**Passage to read**
____

EX-97.1 4 d727549dex971.htm EX-97.1 EX-97.1

Exhibit 97.1

Clawback Policy for Misstatements of Financial Statements

HR Department (Regulations) No.60 Adopted 30 Nov, 2023.

Article 1 (Purpose) The purpose of this Clawback Policy for Misstatements of Financial Statements (the “Policy”) is to set forth matters necessary to comply with any applicable standards regarding the recovery of erroneously awarded compensation, as stipulated in Rule 10D-1 under the Securities Exchange Act of 1934, as amended , adopted by the Securities and Exchange Commission (the “SEC”), Section 303A.14 of the New York Stock Exchange (the “NYSE”) Listed Company Manual (collectively, the “SEC Clawback Rules”) and any other relevant rules, in connection with “misstatements of financial statements, etc.,” which constitutes one of the criteria for compensation recovery outlined in Article 8 of the Directors’ Remuneration Regulations and Article 14 of the Executive Officers Regulations.

____

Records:
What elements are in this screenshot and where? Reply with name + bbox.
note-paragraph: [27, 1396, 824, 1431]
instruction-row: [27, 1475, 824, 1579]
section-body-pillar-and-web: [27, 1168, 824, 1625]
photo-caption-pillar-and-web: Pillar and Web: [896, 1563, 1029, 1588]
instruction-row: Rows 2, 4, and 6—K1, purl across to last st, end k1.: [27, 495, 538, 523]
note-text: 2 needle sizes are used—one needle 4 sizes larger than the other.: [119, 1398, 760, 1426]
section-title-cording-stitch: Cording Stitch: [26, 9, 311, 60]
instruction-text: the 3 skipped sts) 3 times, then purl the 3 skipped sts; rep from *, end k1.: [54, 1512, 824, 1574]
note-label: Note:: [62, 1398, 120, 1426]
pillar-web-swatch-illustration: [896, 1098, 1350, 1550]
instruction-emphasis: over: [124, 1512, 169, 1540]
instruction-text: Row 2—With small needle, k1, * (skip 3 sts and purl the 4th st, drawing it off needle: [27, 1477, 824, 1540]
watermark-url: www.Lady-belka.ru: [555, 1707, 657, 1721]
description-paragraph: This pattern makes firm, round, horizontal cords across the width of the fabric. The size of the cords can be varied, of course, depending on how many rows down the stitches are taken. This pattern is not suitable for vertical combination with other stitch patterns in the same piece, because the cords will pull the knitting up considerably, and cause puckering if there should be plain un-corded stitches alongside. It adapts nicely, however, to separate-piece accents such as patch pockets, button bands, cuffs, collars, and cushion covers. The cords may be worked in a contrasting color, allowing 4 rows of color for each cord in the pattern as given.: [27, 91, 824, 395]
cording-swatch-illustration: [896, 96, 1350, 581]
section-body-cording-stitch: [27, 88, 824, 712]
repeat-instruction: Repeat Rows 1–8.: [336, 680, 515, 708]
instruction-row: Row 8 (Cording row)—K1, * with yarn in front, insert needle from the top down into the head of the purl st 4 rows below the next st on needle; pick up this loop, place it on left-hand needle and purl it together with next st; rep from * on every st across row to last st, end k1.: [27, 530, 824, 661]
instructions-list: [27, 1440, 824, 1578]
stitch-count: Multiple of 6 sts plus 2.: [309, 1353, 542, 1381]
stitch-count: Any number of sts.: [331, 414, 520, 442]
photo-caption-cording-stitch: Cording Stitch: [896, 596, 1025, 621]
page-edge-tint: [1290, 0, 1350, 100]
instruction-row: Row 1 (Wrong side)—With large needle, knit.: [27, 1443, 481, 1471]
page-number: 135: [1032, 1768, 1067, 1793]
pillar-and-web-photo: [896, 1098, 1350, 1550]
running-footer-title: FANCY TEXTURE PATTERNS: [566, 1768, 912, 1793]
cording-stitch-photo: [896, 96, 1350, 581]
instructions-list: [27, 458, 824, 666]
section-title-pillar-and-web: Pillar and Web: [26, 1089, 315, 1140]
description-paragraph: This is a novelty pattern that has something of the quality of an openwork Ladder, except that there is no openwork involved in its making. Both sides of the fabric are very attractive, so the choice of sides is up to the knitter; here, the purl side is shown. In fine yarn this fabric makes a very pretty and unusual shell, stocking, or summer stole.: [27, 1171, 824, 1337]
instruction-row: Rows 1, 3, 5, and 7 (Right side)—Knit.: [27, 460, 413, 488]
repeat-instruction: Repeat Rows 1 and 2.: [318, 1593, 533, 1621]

____

**Tasks to perform**
- a) Copy the stretch of the clawback policy from "HR Department (Regulations)" through "Executive Officers Regulations.".
- b) Do these statements agree with the clawback policy? Answer yes or no for each, and quote the words from the policy that settle it. (i) The Policy was adopted on 30 Nov, 2023. (ii) The Policy was issued by the Finance Department. (iii) The term "SEC Clawback Rules" covers Section 303A.14 of the NYSE Listed Company Manual.
- c) Continue the clawback policy from its last sentence.
This data has no connection to the clawback policy.

**Responses to the exercise**
- a)
HR Department (Regulations) No.60 Adopted 30 Nov, 2023.

Article 1 (Purpose) The purpose of this Clawback Policy for Misstatements of Financial Statements (the “Policy”) is to set forth matters necessary to comply with any applicable standards regarding the recovery of erroneously awarded compensation, as stipulated in Rule 10D-1 under the Securities Exchange Act of 1934, as amended , adopted by the Securities and Exchange Commission (the “SEC”), Section 303A.14 of the New York Stock Exchange (the “NYSE”) Listed Company Manual (collectively, the “SEC Clawback Rules”) and any other relevant rules, in connection with “misstatements of financial statements, etc.,” which constitutes one of the criteria for compensation recovery outlined in Article 8 of the Directors’ Remuneration Regulations and Article 14 of the Executive Officers Regulations.

- b)
(i) Yes: "Adopted 30 Nov, 2023."
(ii) No: "HR Department (Regulations) No.60"
(iii) Yes: "Section 303A.14 of the New York Stock Exchange (the “NYSE”) Listed Company Manual (collectively, the “SEC Clawback Rules”)"

- c)
Article 2 (Definitions) The capitalized terms used in this Policy shall have the meanings set forth below:

 

  1.

Accounting Restatement” shall mean, with respect to misstatements of financial statements, an accounting restatement due to:

 

  (a)

a material error in previously issued financial statements (a “Big R” Restatement);

 

  (b)

an error that would result in a material misstatement if the error were corrected in the current period or left uncorrected in the current period (a “little r” Restatement); or

 

  (c)

a material noncompliance with any financial reporting requirement under applicable laws.

 

  2.

Board” shall mean the Board of Directors of KB Financial Group (the “Company”).

 

  3.

Clawback Amount” shall mean, with respect to each individual in connection with an Accounting Restatement, the amount of the Clawback Eligible Incentives that exceeds the amount of Clawback Eligible Incentives that otherwise would have been Received (as defined below) had it been determined based on the restated amounts, computed without regard to any taxes paid in relation to such Clawback Eligible Incentives.

 

  4.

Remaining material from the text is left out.